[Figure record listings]
--- --- ---
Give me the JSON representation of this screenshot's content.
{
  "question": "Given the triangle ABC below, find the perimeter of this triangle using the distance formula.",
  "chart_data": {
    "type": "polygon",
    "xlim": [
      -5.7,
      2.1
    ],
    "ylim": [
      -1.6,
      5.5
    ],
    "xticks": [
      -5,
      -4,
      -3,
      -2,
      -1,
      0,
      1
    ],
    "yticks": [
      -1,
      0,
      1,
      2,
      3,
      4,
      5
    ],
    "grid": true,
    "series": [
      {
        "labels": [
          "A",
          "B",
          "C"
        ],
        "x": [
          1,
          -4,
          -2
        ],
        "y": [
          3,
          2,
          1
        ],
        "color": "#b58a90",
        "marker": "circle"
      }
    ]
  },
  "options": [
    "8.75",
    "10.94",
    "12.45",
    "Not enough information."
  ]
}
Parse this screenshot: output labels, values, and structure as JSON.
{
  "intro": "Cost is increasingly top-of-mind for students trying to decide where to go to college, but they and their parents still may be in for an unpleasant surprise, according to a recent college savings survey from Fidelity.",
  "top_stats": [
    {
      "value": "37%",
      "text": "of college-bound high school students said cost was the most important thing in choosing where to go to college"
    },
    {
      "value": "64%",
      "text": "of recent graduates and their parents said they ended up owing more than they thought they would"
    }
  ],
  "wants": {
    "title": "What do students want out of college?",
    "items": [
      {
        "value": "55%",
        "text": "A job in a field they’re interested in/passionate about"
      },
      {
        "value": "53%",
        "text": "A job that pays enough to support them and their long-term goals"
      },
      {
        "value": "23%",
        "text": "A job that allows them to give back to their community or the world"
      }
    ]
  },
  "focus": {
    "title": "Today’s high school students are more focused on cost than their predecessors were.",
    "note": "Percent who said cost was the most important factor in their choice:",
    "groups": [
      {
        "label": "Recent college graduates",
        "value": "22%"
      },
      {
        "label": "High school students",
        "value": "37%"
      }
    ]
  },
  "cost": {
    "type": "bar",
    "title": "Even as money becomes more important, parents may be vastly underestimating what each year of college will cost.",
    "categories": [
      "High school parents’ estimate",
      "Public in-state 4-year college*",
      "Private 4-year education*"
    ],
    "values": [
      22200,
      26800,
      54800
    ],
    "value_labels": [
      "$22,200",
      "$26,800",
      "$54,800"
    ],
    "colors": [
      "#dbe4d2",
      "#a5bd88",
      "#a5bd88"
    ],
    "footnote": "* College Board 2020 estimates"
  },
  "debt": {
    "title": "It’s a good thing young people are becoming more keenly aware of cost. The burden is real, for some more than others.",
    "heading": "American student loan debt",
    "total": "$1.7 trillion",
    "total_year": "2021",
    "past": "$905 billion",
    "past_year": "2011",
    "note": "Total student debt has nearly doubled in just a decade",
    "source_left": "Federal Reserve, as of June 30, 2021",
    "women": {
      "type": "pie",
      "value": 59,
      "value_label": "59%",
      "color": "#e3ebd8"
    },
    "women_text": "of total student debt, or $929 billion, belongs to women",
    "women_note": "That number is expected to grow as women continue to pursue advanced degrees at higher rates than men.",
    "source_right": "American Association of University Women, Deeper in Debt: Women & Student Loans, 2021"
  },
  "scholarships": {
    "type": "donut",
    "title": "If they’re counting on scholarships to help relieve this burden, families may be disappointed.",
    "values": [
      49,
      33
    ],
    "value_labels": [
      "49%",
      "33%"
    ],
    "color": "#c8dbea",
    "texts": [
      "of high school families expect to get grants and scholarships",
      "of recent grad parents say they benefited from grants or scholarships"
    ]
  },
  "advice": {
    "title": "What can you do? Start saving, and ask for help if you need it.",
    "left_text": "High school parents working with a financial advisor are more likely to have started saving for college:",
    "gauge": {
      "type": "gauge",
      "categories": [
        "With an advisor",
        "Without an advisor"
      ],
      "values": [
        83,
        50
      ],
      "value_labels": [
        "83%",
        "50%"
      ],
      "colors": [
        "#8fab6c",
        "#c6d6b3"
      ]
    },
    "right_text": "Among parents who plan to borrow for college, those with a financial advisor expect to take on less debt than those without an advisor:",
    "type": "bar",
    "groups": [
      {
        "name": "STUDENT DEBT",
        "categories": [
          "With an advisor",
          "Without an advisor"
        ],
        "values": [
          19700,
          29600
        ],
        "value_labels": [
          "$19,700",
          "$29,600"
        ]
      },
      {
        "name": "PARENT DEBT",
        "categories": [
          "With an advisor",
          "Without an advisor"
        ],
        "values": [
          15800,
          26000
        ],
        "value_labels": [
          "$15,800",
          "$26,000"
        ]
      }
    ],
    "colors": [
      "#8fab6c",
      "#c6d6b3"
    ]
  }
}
--- --- ---
Provide only the number of lines in the entries that hold the word "grants".

2